* Set exercise: Type out the records that follow, exactly as given.
□ □ □ □ □ □ □
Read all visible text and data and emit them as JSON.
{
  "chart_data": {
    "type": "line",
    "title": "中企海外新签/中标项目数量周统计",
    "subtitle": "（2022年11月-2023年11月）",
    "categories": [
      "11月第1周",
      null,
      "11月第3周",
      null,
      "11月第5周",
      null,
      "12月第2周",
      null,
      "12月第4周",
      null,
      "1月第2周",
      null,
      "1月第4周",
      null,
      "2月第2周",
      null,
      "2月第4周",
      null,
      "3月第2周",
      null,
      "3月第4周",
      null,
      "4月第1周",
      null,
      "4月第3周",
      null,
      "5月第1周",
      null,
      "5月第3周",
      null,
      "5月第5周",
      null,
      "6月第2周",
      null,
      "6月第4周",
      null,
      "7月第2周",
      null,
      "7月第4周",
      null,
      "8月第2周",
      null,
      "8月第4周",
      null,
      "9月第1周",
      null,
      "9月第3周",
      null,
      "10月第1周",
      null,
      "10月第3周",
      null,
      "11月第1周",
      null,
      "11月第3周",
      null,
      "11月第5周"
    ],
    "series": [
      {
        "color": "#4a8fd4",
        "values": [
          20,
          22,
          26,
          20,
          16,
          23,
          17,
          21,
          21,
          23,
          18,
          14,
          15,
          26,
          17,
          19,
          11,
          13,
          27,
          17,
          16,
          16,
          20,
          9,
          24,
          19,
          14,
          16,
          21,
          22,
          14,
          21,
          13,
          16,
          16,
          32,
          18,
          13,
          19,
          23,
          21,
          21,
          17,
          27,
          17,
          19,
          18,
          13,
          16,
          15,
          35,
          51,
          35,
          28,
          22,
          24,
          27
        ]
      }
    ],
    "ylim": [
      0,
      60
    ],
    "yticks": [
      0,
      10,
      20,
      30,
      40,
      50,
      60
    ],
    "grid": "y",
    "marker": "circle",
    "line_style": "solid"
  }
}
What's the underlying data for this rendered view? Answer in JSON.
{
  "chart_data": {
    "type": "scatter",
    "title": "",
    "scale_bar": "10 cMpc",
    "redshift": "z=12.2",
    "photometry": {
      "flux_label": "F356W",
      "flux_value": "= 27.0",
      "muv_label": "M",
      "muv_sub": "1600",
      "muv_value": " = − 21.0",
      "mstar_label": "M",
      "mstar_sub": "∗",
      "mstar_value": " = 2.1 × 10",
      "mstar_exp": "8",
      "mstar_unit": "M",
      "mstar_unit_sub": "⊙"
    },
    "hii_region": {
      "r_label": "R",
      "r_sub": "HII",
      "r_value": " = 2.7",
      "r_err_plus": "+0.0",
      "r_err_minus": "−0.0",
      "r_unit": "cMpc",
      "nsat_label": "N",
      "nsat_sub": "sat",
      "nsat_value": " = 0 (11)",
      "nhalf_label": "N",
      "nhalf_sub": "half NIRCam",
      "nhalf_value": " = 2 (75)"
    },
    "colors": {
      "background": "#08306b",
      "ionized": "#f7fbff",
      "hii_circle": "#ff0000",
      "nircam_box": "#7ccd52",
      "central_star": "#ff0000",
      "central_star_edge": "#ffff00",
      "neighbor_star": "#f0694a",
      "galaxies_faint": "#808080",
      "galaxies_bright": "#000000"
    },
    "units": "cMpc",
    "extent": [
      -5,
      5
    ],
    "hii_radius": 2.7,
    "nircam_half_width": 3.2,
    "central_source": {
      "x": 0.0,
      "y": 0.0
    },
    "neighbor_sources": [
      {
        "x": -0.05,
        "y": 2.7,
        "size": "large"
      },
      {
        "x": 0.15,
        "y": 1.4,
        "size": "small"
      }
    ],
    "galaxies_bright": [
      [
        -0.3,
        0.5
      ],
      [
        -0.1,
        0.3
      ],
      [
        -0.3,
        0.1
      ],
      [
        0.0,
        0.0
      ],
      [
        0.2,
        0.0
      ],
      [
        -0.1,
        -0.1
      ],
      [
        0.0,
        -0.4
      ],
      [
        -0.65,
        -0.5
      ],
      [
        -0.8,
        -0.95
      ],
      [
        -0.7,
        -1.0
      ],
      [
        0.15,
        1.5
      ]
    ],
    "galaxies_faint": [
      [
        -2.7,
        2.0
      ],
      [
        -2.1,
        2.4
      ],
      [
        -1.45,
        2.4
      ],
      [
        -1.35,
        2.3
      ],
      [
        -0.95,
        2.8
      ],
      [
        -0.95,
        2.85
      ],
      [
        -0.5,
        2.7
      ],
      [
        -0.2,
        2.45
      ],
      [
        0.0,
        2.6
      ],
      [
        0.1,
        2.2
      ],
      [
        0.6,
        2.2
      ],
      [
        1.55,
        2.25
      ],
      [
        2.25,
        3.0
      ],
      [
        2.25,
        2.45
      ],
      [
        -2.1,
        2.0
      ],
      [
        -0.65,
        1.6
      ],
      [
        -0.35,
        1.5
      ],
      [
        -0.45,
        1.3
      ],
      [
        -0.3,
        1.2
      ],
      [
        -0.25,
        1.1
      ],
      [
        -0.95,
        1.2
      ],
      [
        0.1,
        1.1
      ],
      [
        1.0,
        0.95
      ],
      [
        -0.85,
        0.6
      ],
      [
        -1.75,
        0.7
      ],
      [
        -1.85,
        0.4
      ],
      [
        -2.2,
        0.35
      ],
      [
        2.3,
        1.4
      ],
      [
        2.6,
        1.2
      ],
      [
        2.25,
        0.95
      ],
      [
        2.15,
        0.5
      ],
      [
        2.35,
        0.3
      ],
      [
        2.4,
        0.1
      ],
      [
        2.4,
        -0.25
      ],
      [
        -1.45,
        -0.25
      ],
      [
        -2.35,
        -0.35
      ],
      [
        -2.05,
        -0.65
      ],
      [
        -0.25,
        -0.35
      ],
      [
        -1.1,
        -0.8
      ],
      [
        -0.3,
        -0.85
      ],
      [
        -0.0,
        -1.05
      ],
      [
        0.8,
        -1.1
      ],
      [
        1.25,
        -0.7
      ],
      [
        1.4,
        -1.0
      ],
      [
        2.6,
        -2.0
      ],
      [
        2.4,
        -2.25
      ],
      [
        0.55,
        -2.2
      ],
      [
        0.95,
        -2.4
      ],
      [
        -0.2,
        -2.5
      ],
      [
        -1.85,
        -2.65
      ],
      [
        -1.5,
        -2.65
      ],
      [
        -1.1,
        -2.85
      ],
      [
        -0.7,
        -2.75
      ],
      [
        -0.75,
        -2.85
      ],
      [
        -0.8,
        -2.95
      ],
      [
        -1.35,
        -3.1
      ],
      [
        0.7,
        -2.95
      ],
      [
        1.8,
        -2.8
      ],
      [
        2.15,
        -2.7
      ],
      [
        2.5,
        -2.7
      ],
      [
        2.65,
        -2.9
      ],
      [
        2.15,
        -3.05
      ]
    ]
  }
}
□ □ □ □ □ □ □
* Problem solution:
Read all visible text and data and emit them as JSON.
{
  "chart_data": {
    "type": "line",
    "title": "中企海外新签/中标项目数量周统计",
    "subtitle": "（2022年11月-2023年11月）",
    "categories": [
      "11月第1周",
      null,
      "11月第3周",
      null,
      "11月第5周",
      null,
      "12月第2周",
      null,
      "12月第4周",
      null,
      "1月第2周",
      null,
      "1月第4周",
      null,
      "2月第2周",
      null,
      "2月第4周",
      null,
      "3月第2周",
      null,
      "3月第4周",
      null,
      "4月第1周",
      null,
      "4月第3周",
      null,
      "5月第1周",
      null,
      "5月第3周",
      null,
      "5月第5周",
      null,
      "6月第2周",
      null,
      "6月第4周",
      null,
      "7月第2周",
      null,
      "7月第4周",
      null,
      "8月第2周",
      null,
      "8月第4周",
      null,
      "9月第1周",
      null,
      "9月第3周",
      null,
      "10月第1周",
      null,
      "10月第3周",
      null,
      "11月第1周",
      null,
      "11月第3周",
      null,
      "11月第5周"
    ],
    "series": [
      {
        "color": "#4a8fd4",
        "values": [
          20,
          22,
          26,
          20,
          16,
          23,
          17,
          21,
          21,
          23,
          18,
          14,
          15,
          26,
          17,
          19,
          11,
          13,
          27,
          17,
          16,
          16,
          20,
          9,
          24,
          19,
          14,
          16,
          21,
          22,
          14,
          21,
          13,
          16,
          16,
          32,
          18,
          13,
          19,
          23,
          21,
          21,
          17,
          27,
          17,
          19,
          18,
          13,
          16,
          15,
          35,
          51,
          35,
          28,
          22,
          24,
          27
        ]
      }
    ],
    "ylim": [
      0,
      60
    ],
    "yticks": [
      0,
      10,
      20,
      30,
      40,
      50,
      60
    ],
    "grid": "y",
    "marker": "circle",
    "line_style": "solid"
  }
}
What's the underlying data for this rendered view? Answer in JSON.
{
  "chart_data": {
    "type": "scatter",
    "title": "",
    "scale_bar": "10 cMpc",
    "redshift": "z=12.2",
    "photometry": {
      "flux_label": "F356W",
      "flux_value": "= 27.0",
      "muv_label": "M",
      "muv_sub": "1600",
      "muv_value": " = − 21.0",
      "mstar_label": "M",
      "mstar_sub": "∗",
      "mstar_value": " = 2.1 × 10",
      "mstar_exp": "8",
      "mstar_unit": "M",
      "mstar_unit_sub": "⊙"
    },
    "hii_region": {
      "r_label": "R",
      "r_sub": "HII",
      "r_value": " = 2.7",
      "r_err_plus": "+0.0",
      "r_err_minus": "−0.0",
      "r_unit": "cMpc",
      "nsat_label": "N",
      "nsat_sub": "sat",
      "nsat_value": " = 0 (11)",
      "nhalf_label": "N",
      "nhalf_sub": "half NIRCam",
      "nhalf_value": " = 2 (75)"
    },
    "colors": {
      "background": "#08306b",
      "ionized": "#f7fbff",
      "hii_circle": "#ff0000",
      "nircam_box": "#7ccd52",
      "central_star": "#ff0000",
      "central_star_edge": "#ffff00",
      "neighbor_star": "#f0694a",
      "galaxies_faint": "#808080",
      "galaxies_bright": "#000000"
    },
    "units": "cMpc",
    "extent": [
      -5,
      5
    ],
    "hii_radius": 2.7,
    "nircam_half_width": 3.2,
    "central_source": {
      "x": 0.0,
      "y": 0.0
    },
    "neighbor_sources": [
      {
        "x": -0.05,
        "y": 2.7,
        "size": "large"
      },
      {
        "x": 0.15,
        "y": 1.4,
        "size": "small"
      }
    ],
    "galaxies_bright": [
      [
        -0.3,
        0.5
      ],
      [
        -0.1,
        0.3
      ],
      [
        -0.3,
        0.1
      ],
      [
        0.0,
        0.0
      ],
      [
        0.2,
        0.0
      ],
      [
        -0.1,
        -0.1
      ],
      [
        0.0,
        -0.4
      ],
      [
        -0.65,
        -0.5
      ],
      [
        -0.8,
        -0.95
      ],
      [
        -0.7,
        -1.0
      ],
      [
        0.15,
        1.5
      ]
    ],
    "galaxies_faint": [
      [
        -2.7,
        2.0
      ],
      [
        -2.1,
        2.4
      ],
      [
        -1.45,
        2.4
      ],
      [
        -1.35,
        2.3
      ],
      [
        -0.95,
        2.8
      ],
      [
        -0.95,
        2.85
      ],
      [
        -0.5,
        2.7
      ],
      [
        -0.2,
        2.45
      ],
      [
        0.0,
        2.6
      ],
      [
        0.1,
        2.2
      ],
      [
        0.6,
        2.2
      ],
      [
        1.55,
        2.25
      ],
      [
        2.25,
        3.0
      ],
      [
        2.25,
        2.45
      ],
      [
        -2.1,
        2.0
      ],
      [
        -0.65,
        1.6
      ],
      [
        -0.35,
        1.5
      ],
      [
        -0.45,
        1.3
      ],
      [
        -0.3,
        1.2
      ],
      [
        -0.25,
        1.1
      ],
      [
        -0.95,
        1.2
      ],
      [
        0.1,
        1.1
      ],
      [
        1.0,
        0.95
      ],
      [
        -0.85,
        0.6
      ],
      [
        -1.75,
        0.7
      ],
      [
        -1.85,
        0.4
      ],
      [
        -2.2,
        0.35
      ],
      [
        2.3,
        1.4
      ],
      [
        2.6,
        1.2
      ],
      [
        2.25,
        0.95
      ],
      [
        2.15,
        0.5
      ],
      [
        2.35,
        0.3
      ],
      [
        2.4,
        0.1
      ],
      [
        2.4,
        -0.25
      ],
      [
        -1.45,
        -0.25
      ],
      [
        -2.35,
        -0.35
      ],
      [
        -2.05,
        -0.65
      ],
      [
        -0.25,
        -0.35
      ],
      [
        -1.1,
        -0.8
      ],
      [
        -0.3,
        -0.85
      ],
      [
        -0.0,
        -1.05
      ],
      [
        0.8,
        -1.1
      ],
      [
        1.25,
        -0.7
      ],
      [
        1.4,
        -1.0
      ],
      [
        2.6,
        -2.0
      ],
      [
        2.4,
        -2.25
      ],
      [
        0.55,
        -2.2
      ],
      [
        0.95,
        -2.4
      ],
      [
        -0.2,
        -2.5
      ],
      [
        -1.85,
        -2.65
      ],
      [
        -1.5,
        -2.65
      ],
      [
        -1.1,
        -2.85
      ],
      [
        -0.7,
        -2.75
      ],
      [
        -0.75,
        -2.85
      ],
      [
        -0.8,
        -2.95
      ],
      [
        -1.35,
        -3.1
      ],
      [
        0.7,
        -2.95
      ],
      [
        1.8,
        -2.8
      ],
      [
        2.15,
        -2.7
      ],
      [
        2.5,
        -2.7
      ],
      [
        2.65,
        -2.9
      ],
      [
        2.15,
        -3.05
      ]
    ]
  }
}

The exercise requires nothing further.